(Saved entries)
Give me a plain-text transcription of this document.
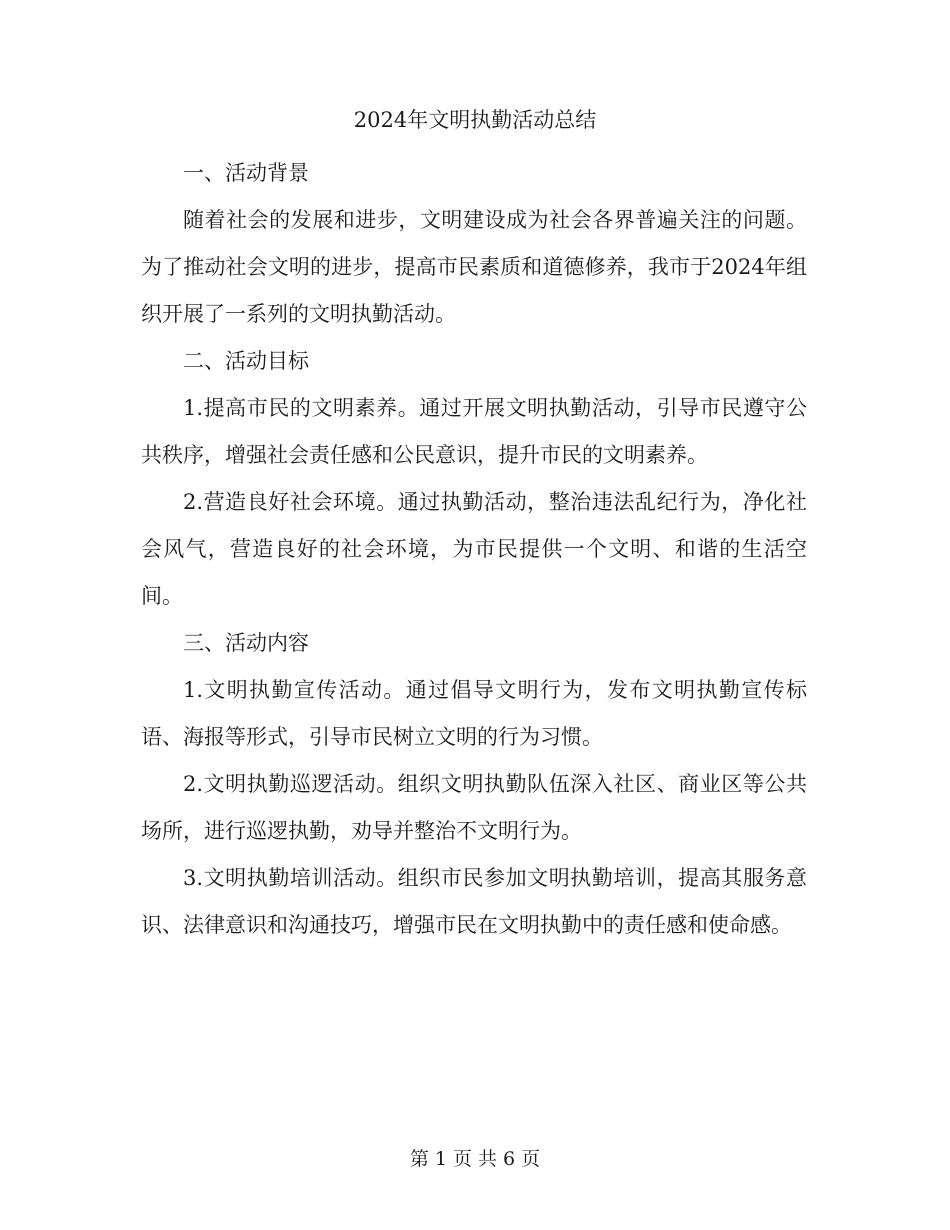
2024年文明执勤活动总结

一、活动背景

随着社会的发展和进步，文明建设成为社会各界普遍关注的问题。为了推动社会文明的进步，提高市民素质和道德修养，我市于2024年组织开展了一系列的文明执勤活动。

二、活动目标

1.提高市民的文明素养。通过开展文明执勤活动，引导市民遵守公共秩序，增强社会责任感和公民意识，提升市民的文明素养。

2.营造良好社会环境。通过执勤活动，整治违法乱纪行为，净化社会风气，营造良好的社会环境，为市民提供一个文明、和谐的生活空间。

三、活动内容

1.文明执勤宣传活动。通过倡导文明行为，发布文明执勤宣传标语、海报等形式，引导市民树立文明的行为习惯。

2.文明执勤巡逻活动。组织文明执勤队伍深入社区、商业区等公共场所，进行巡逻执勤，劝导并整治不文明行为。

3.文明执勤培训活动。组织市民参加文明执勤培训，提高其服务意识、法律意识和沟通技巧，增强市民在文明执勤中的责任感和使命感。

第 1 页 共 6 页
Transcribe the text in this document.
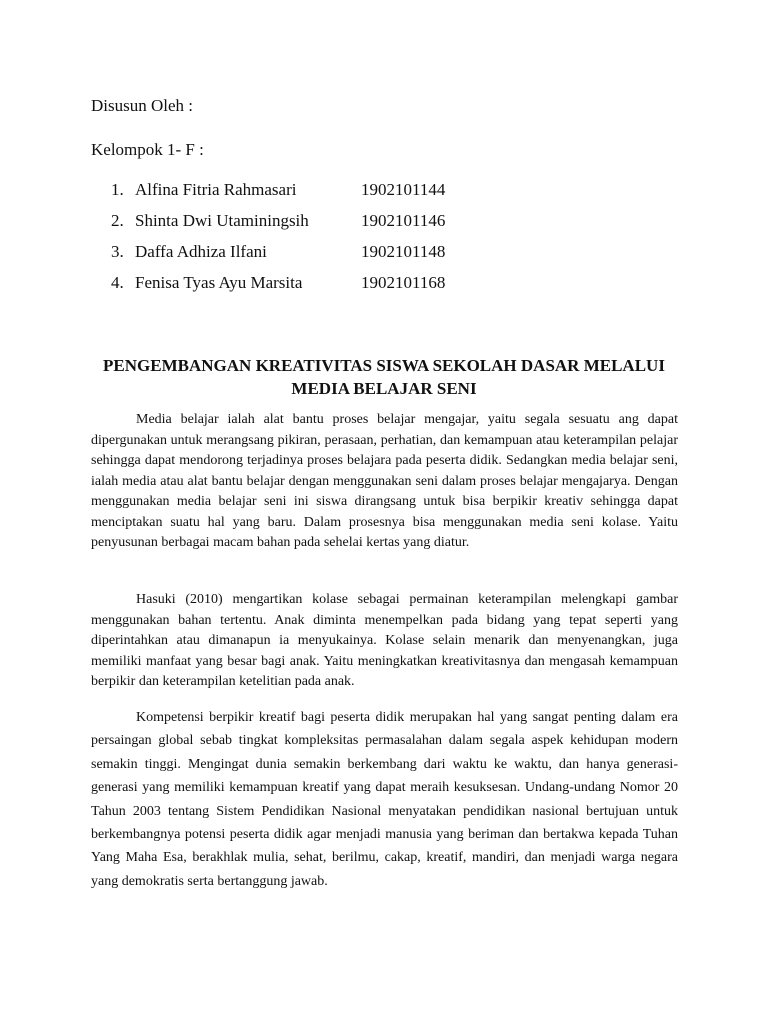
Disusun Oleh :
Kelompok 1- F :
1. Alfina Fitria Rahmasari	1902101144
2. Shinta Dwi Utaminingsih	1902101146
3. Daffa Adhiza Ilfani	1902101148
4. Fenisa Tyas Ayu Marsita	1902101168
PENGEMBANGAN KREATIVITAS SISWA SEKOLAH DASAR MELALUI
MEDIA BELAJAR SENI

Media belajar ialah alat bantu proses belajar mengajar, yaitu segala sesuatu ang dapat dipergunakan untuk merangsang pikiran, perasaan, perhatian, dan kemampuan atau keterampilan pelajar sehingga dapat mendorong terjadinya proses belajara pada peserta didik. Sedangkan media belajar seni, ialah media atau alat bantu belajar dengan menggunakan seni dalam proses belajar mengajarya. Dengan menggunakan media belajar seni ini siswa dirangsang untuk bisa berpikir kreativ sehingga dapat menciptakan suatu hal yang baru. Dalam prosesnya bisa menggunakan media seni kolase. Yaitu penyusunan berbagai macam bahan pada sehelai kertas yang diatur.

Hasuki (2010) mengartikan kolase sebagai permainan keterampilan melengkapi gambar menggunakan bahan tertentu. Anak diminta menempelkan pada bidang yang tepat seperti yang diperintahkan atau dimanapun ia menyukainya. Kolase selain menarik dan menyenangkan, juga memiliki manfaat yang besar bagi anak. Yaitu meningkatkan kreativitasnya dan mengasah kemampuan berpikir dan keterampilan ketelitian pada anak.

Kompetensi berpikir kreatif bagi peserta didik merupakan hal yang sangat penting dalam era persaingan global sebab tingkat kompleksitas permasalahan dalam segala aspek kehidupan modern semakin tinggi. Mengingat dunia semakin berkembang dari waktu ke waktu, dan hanya generasi-generasi yang memiliki kemampuan kreatif yang dapat meraih kesuksesan. Undang-undang Nomor 20 Tahun 2003 tentang Sistem Pendidikan Nasional menyatakan pendidikan nasional bertujuan untuk berkembangnya potensi peserta didik agar menjadi manusia yang beriman dan bertakwa kepada Tuhan Yang Maha Esa, berakhlak mulia, sehat, berilmu, cakap, kreatif, mandiri, dan menjadi warga negara yang demokratis serta bertanggung jawab.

- STATED PROBLEM: All entries must be written out again exactly as given, with no pictures in the copy.

- TASK RESPONSE:
Give me a plain-text transcription of this document.
2024年文明执勤活动总结

一、活动背景

随着社会的发展和进步，文明建设成为社会各界普遍关注的问题。为了推动社会文明的进步，提高市民素质和道德修养，我市于2024年组织开展了一系列的文明执勤活动。

二、活动目标

1.提高市民的文明素养。通过开展文明执勤活动，引导市民遵守公共秩序，增强社会责任感和公民意识，提升市民的文明素养。

2.营造良好社会环境。通过执勤活动，整治违法乱纪行为，净化社会风气，营造良好的社会环境，为市民提供一个文明、和谐的生活空间。

三、活动内容

1.文明执勤宣传活动。通过倡导文明行为，发布文明执勤宣传标语、海报等形式，引导市民树立文明的行为习惯。

2.文明执勤巡逻活动。组织文明执勤队伍深入社区、商业区等公共场所，进行巡逻执勤，劝导并整治不文明行为。

3.文明执勤培训活动。组织市民参加文明执勤培训，提高其服务意识、法律意识和沟通技巧，增强市民在文明执勤中的责任感和使命感。

第 1 页 共 6 页
Transcribe the text in this document.
Disusun Oleh :
Kelompok 1- F :
1. Alfina Fitria Rahmasari	1902101144
2. Shinta Dwi Utaminingsih	1902101146
3. Daffa Adhiza Ilfani	1902101148
4. Fenisa Tyas Ayu Marsita	1902101168
PENGEMBANGAN KREATIVITAS SISWA SEKOLAH DASAR MELALUI
MEDIA BELAJAR SENI

Media belajar ialah alat bantu proses belajar mengajar, yaitu segala sesuatu ang dapat dipergunakan untuk merangsang pikiran, perasaan, perhatian, dan kemampuan atau keterampilan pelajar sehingga dapat mendorong terjadinya proses belajara pada peserta didik. Sedangkan media belajar seni, ialah media atau alat bantu belajar dengan menggunakan seni dalam proses belajar mengajarya. Dengan menggunakan media belajar seni ini siswa dirangsang untuk bisa berpikir kreativ sehingga dapat menciptakan suatu hal yang baru. Dalam prosesnya bisa menggunakan media seni kolase. Yaitu penyusunan berbagai macam bahan pada sehelai kertas yang diatur.

Hasuki (2010) mengartikan kolase sebagai permainan keterampilan melengkapi gambar menggunakan bahan tertentu. Anak diminta menempelkan pada bidang yang tepat seperti yang diperintahkan atau dimanapun ia menyukainya. Kolase selain menarik dan menyenangkan, juga memiliki manfaat yang besar bagi anak. Yaitu meningkatkan kreativitasnya dan mengasah kemampuan berpikir dan keterampilan ketelitian pada anak.

Kompetensi berpikir kreatif bagi peserta didik merupakan hal yang sangat penting dalam era persaingan global sebab tingkat kompleksitas permasalahan dalam segala aspek kehidupan modern semakin tinggi. Mengingat dunia semakin berkembang dari waktu ke waktu, dan hanya generasi-generasi yang memiliki kemampuan kreatif yang dapat meraih kesuksesan. Undang-undang Nomor 20 Tahun 2003 tentang Sistem Pendidikan Nasional menyatakan pendidikan nasional bertujuan untuk berkembangnya potensi peserta didik agar menjadi manusia yang beriman dan bertakwa kepada Tuhan Yang Maha Esa, berakhlak mulia, sehat, berilmu, cakap, kreatif, mandiri, dan menjadi warga negara yang demokratis serta bertanggung jawab.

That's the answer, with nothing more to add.